**DIRECTIVE:**
Find every line with the word "insights". Copy those lines.

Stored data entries
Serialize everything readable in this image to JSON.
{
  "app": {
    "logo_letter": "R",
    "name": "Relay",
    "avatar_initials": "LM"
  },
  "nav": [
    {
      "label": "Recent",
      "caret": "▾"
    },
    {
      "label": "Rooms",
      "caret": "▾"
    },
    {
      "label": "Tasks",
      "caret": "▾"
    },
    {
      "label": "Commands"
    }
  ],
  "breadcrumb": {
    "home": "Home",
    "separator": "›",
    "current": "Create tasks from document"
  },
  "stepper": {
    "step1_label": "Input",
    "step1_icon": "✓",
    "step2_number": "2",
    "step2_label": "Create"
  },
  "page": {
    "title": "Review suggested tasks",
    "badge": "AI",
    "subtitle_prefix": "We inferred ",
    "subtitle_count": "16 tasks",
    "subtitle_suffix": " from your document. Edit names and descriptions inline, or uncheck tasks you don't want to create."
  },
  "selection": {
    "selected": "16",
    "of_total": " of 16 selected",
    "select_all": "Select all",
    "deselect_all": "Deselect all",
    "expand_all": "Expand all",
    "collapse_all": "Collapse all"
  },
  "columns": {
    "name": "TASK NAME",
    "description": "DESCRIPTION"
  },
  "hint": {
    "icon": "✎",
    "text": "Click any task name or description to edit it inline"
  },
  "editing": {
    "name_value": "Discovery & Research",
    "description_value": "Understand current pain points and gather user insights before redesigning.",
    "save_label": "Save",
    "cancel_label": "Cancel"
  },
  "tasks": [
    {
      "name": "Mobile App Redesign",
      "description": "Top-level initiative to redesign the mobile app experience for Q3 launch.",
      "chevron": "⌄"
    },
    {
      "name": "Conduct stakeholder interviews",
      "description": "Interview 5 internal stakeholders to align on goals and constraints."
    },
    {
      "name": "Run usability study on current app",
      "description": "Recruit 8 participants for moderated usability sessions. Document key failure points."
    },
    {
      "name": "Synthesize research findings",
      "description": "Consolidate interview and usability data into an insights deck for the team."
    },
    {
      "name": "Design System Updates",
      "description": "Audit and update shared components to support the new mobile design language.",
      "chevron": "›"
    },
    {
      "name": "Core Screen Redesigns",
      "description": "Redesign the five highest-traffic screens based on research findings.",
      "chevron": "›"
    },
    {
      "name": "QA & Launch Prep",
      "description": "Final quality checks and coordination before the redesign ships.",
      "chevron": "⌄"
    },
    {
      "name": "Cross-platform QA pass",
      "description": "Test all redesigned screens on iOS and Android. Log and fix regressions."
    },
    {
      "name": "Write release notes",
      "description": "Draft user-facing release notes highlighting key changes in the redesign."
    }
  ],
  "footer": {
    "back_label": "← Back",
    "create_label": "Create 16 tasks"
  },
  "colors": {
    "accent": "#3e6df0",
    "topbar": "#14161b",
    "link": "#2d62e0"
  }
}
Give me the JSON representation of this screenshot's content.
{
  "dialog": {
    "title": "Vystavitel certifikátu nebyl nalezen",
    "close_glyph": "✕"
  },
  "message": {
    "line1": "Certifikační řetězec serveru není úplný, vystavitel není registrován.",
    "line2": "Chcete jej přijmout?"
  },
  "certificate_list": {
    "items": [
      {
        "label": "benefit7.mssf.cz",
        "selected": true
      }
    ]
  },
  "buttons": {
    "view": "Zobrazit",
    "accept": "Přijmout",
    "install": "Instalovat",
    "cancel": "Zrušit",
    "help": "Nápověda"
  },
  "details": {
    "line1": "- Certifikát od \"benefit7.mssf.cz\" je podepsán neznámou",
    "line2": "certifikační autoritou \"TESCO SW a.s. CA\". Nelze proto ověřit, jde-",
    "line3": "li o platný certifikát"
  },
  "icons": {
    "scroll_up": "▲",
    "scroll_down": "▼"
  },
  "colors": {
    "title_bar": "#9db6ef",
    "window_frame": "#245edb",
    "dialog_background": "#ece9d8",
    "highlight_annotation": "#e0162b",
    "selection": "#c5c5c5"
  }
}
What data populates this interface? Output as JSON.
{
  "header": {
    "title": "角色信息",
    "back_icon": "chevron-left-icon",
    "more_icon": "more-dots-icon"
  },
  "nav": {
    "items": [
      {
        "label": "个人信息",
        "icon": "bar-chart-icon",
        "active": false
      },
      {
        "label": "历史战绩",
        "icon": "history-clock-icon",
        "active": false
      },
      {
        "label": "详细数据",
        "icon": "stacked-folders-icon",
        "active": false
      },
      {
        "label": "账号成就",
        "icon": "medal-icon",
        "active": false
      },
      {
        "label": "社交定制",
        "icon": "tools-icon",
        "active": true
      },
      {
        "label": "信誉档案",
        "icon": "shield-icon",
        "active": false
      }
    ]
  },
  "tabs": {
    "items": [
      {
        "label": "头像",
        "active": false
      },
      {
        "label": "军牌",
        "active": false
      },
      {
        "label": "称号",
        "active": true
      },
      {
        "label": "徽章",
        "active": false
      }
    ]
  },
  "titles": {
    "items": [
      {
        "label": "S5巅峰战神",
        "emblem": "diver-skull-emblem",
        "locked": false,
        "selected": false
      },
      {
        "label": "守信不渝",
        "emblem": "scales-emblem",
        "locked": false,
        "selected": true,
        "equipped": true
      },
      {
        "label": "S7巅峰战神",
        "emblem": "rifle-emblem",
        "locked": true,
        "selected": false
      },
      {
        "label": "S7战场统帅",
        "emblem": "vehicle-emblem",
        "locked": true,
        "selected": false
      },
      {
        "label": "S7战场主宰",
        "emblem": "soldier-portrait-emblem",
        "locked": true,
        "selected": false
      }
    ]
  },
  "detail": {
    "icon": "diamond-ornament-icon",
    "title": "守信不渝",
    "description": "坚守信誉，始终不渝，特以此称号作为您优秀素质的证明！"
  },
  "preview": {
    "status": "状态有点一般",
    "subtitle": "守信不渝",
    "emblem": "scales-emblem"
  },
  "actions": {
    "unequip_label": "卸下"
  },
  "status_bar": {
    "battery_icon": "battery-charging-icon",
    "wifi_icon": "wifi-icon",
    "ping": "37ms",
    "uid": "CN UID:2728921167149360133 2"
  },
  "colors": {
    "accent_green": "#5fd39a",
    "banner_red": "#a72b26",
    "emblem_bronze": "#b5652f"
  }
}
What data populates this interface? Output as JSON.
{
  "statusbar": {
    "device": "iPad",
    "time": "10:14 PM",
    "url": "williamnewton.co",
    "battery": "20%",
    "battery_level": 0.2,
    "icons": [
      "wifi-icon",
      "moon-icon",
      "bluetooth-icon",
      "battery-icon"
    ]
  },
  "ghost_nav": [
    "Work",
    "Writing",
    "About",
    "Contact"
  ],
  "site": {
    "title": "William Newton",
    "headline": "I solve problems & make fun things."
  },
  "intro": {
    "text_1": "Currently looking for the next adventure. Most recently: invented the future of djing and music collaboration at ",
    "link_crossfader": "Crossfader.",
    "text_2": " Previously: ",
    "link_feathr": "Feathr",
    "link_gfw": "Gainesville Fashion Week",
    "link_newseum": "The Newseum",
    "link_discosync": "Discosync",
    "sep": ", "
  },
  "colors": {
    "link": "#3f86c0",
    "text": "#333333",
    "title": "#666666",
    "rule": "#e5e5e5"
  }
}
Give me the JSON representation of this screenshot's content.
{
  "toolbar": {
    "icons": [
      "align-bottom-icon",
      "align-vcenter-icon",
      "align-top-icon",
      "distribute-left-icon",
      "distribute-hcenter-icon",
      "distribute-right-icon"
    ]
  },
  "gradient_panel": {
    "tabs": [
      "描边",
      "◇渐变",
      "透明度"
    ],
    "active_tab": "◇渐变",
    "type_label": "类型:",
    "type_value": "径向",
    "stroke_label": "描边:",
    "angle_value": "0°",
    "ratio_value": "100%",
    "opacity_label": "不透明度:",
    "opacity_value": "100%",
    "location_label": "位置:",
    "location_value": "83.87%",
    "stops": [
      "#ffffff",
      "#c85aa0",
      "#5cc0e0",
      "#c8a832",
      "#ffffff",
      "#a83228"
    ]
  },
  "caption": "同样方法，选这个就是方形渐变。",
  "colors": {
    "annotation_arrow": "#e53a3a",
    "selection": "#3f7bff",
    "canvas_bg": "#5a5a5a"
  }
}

**ANSWER:**
    "description_value": "Understand current pain points and gather user insights before redesigning.",
      "description": "Consolidate interview and usability data into an insights deck for the team."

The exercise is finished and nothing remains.